─── Material for this task ───

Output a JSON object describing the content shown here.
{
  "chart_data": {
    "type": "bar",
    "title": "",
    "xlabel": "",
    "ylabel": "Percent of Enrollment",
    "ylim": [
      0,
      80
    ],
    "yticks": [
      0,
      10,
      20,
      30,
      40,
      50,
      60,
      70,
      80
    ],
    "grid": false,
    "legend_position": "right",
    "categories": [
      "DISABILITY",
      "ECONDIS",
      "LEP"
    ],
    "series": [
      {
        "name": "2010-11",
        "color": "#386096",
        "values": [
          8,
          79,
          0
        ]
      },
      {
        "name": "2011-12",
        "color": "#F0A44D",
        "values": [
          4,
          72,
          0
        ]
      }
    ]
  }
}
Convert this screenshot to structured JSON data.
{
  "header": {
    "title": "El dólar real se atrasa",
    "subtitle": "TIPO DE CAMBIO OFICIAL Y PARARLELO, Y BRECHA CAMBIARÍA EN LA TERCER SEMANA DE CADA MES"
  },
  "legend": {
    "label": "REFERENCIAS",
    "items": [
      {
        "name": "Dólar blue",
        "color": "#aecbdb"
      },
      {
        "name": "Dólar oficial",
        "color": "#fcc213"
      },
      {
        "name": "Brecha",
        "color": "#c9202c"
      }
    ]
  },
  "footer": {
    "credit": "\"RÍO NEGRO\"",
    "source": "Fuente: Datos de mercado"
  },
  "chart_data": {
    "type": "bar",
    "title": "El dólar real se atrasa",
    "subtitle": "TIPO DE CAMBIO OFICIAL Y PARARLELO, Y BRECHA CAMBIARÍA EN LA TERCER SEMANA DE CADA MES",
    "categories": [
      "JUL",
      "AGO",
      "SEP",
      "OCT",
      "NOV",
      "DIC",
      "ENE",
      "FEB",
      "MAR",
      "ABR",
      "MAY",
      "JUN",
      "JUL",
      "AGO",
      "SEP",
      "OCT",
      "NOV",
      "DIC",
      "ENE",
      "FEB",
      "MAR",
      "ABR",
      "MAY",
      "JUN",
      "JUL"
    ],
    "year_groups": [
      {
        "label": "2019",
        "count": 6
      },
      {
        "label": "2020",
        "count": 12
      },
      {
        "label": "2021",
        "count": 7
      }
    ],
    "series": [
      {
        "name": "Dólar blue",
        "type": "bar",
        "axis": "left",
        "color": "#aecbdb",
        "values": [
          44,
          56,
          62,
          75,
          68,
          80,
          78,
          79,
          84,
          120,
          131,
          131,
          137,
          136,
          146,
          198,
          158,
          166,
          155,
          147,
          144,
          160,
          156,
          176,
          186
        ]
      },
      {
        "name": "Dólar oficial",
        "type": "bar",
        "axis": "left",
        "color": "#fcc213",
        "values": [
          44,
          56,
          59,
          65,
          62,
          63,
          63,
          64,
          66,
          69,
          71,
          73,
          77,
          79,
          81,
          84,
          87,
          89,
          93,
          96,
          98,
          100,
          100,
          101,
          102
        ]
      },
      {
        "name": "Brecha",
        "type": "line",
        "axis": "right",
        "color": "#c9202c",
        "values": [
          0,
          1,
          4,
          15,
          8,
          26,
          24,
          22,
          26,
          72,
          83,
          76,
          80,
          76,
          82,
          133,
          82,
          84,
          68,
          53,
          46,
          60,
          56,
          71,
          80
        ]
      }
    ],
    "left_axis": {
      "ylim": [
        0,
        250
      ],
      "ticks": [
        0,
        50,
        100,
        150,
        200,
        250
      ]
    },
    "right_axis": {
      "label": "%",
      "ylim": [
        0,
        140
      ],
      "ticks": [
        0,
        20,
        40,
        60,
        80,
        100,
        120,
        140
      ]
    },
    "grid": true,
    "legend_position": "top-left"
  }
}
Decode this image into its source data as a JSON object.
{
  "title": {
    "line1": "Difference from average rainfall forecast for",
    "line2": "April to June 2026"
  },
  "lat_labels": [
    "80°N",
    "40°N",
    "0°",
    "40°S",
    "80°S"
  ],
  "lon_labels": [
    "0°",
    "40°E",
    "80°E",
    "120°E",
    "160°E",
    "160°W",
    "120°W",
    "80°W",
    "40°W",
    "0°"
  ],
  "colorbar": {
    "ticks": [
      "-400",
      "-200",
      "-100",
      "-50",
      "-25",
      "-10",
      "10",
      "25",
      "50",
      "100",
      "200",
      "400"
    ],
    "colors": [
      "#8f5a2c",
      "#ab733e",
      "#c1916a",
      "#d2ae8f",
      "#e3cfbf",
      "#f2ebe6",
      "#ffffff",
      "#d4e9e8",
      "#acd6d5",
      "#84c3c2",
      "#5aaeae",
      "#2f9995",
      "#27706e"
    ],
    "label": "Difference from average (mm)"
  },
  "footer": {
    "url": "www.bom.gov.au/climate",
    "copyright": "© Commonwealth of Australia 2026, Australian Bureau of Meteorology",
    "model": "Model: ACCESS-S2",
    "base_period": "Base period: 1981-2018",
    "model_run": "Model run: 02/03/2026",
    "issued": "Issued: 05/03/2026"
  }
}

───

Your task is to return the full listing exactly as it was given.

**Solution below:**
Output a JSON object describing the content shown here.
{
  "chart_data": {
    "type": "bar",
    "title": "",
    "xlabel": "",
    "ylabel": "Percent of Enrollment",
    "ylim": [
      0,
      80
    ],
    "yticks": [
      0,
      10,
      20,
      30,
      40,
      50,
      60,
      70,
      80
    ],
    "grid": false,
    "legend_position": "right",
    "categories": [
      "DISABILITY",
      "ECONDIS",
      "LEP"
    ],
    "series": [
      {
        "name": "2010-11",
        "color": "#386096",
        "values": [
          8,
          79,
          0
        ]
      },
      {
        "name": "2011-12",
        "color": "#F0A44D",
        "values": [
          4,
          72,
          0
        ]
      }
    ]
  }
}
Convert this screenshot to structured JSON data.
{
  "header": {
    "title": "El dólar real se atrasa",
    "subtitle": "TIPO DE CAMBIO OFICIAL Y PARARLELO, Y BRECHA CAMBIARÍA EN LA TERCER SEMANA DE CADA MES"
  },
  "legend": {
    "label": "REFERENCIAS",
    "items": [
      {
        "name": "Dólar blue",
        "color": "#aecbdb"
      },
      {
        "name": "Dólar oficial",
        "color": "#fcc213"
      },
      {
        "name": "Brecha",
        "color": "#c9202c"
      }
    ]
  },
  "footer": {
    "credit": "\"RÍO NEGRO\"",
    "source": "Fuente: Datos de mercado"
  },
  "chart_data": {
    "type": "bar",
    "title": "El dólar real se atrasa",
    "subtitle": "TIPO DE CAMBIO OFICIAL Y PARARLELO, Y BRECHA CAMBIARÍA EN LA TERCER SEMANA DE CADA MES",
    "categories": [
      "JUL",
      "AGO",
      "SEP",
      "OCT",
      "NOV",
      "DIC",
      "ENE",
      "FEB",
      "MAR",
      "ABR",
      "MAY",
      "JUN",
      "JUL",
      "AGO",
      "SEP",
      "OCT",
      "NOV",
      "DIC",
      "ENE",
      "FEB",
      "MAR",
      "ABR",
      "MAY",
      "JUN",
      "JUL"
    ],
    "year_groups": [
      {
        "label": "2019",
        "count": 6
      },
      {
        "label": "2020",
        "count": 12
      },
      {
        "label": "2021",
        "count": 7
      }
    ],
    "series": [
      {
        "name": "Dólar blue",
        "type": "bar",
        "axis": "left",
        "color": "#aecbdb",
        "values": [
          44,
          56,
          62,
          75,
          68,
          80,
          78,
          79,
          84,
          120,
          131,
          131,
          137,
          136,
          146,
          198,
          158,
          166,
          155,
          147,
          144,
          160,
          156,
          176,
          186
        ]
      },
      {
        "name": "Dólar oficial",
        "type": "bar",
        "axis": "left",
        "color": "#fcc213",
        "values": [
          44,
          56,
          59,
          65,
          62,
          63,
          63,
          64,
          66,
          69,
          71,
          73,
          77,
          79,
          81,
          84,
          87,
          89,
          93,
          96,
          98,
          100,
          100,
          101,
          102
        ]
      },
      {
        "name": "Brecha",
        "type": "line",
        "axis": "right",
        "color": "#c9202c",
        "values": [
          0,
          1,
          4,
          15,
          8,
          26,
          24,
          22,
          26,
          72,
          83,
          76,
          80,
          76,
          82,
          133,
          82,
          84,
          68,
          53,
          46,
          60,
          56,
          71,
          80
        ]
      }
    ],
    "left_axis": {
      "ylim": [
        0,
        250
      ],
      "ticks": [
        0,
        50,
        100,
        150,
        200,
        250
      ]
    },
    "right_axis": {
      "label": "%",
      "ylim": [
        0,
        140
      ],
      "ticks": [
        0,
        20,
        40,
        60,
        80,
        100,
        120,
        140
      ]
    },
    "grid": true,
    "legend_position": "top-left"
  }
}
Decode this image into its source data as a JSON object.
{
  "title": {
    "line1": "Difference from average rainfall forecast for",
    "line2": "April to June 2026"
  },
  "lat_labels": [
    "80°N",
    "40°N",
    "0°",
    "40°S",
    "80°S"
  ],
  "lon_labels": [
    "0°",
    "40°E",
    "80°E",
    "120°E",
    "160°E",
    "160°W",
    "120°W",
    "80°W",
    "40°W",
    "0°"
  ],
  "colorbar": {
    "ticks": [
      "-400",
      "-200",
      "-100",
      "-50",
      "-25",
      "-10",
      "10",
      "25",
      "50",
      "100",
      "200",
      "400"
    ],
    "colors": [
      "#8f5a2c",
      "#ab733e",
      "#c1916a",
      "#d2ae8f",
      "#e3cfbf",
      "#f2ebe6",
      "#ffffff",
      "#d4e9e8",
      "#acd6d5",
      "#84c3c2",
      "#5aaeae",
      "#2f9995",
      "#27706e"
    ],
    "label": "Difference from average (mm)"
  },
  "footer": {
    "url": "www.bom.gov.au/climate",
    "copyright": "© Commonwealth of Australia 2026, Australian Bureau of Meteorology",
    "model": "Model: ACCESS-S2",
    "base_period": "Base period: 1981-2018",
    "model_run": "Model run: 02/03/2026",
    "issued": "Issued: 05/03/2026"
  }
}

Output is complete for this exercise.